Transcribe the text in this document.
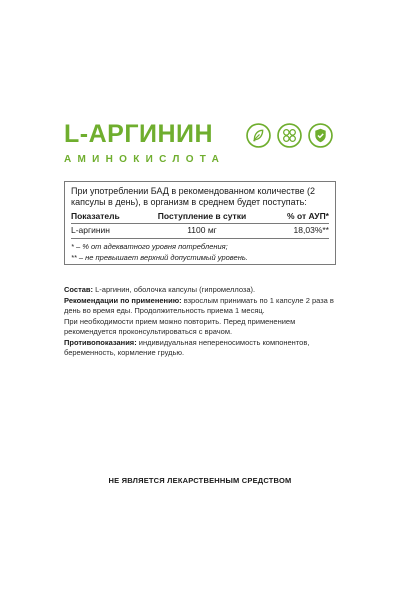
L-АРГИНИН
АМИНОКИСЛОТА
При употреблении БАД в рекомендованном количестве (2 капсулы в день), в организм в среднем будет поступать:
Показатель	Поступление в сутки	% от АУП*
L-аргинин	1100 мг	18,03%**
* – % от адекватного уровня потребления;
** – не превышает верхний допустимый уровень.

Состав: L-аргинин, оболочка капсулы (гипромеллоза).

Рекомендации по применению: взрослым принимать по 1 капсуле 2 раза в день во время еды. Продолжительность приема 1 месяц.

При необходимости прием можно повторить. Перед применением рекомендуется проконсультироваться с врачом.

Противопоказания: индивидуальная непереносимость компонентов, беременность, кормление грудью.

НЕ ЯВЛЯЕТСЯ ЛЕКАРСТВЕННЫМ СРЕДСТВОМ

■ ■ ■ ■

▶ What you have to do:
Exclude the pictures, and transcribe all of the material exactly.

▶ Answer to the problem:
Transcribe the text in this document.
L-АРГИНИН
АМИНОКИСЛОТА
При употреблении БАД в рекомендованном количестве (2 капсулы в день), в организм в среднем будет поступать:
Показатель	Поступление в сутки	% от АУП*
L-аргинин	1100 мг	18,03%**
* – % от адекватного уровня потребления;
** – не превышает верхний допустимый уровень.

Состав: L-аргинин, оболочка капсулы (гипромеллоза).

Рекомендации по применению: взрослым принимать по 1 капсуле 2 раза в день во время еды. Продолжительность приема 1 месяц.

При необходимости прием можно повторить. Перед применением рекомендуется проконсультироваться с врачом.

Противопоказания: индивидуальная непереносимость компонентов, беременность, кормление грудью.

НЕ ЯВЛЯЕТСЯ ЛЕКАРСТВЕННЫМ СРЕДСТВОМ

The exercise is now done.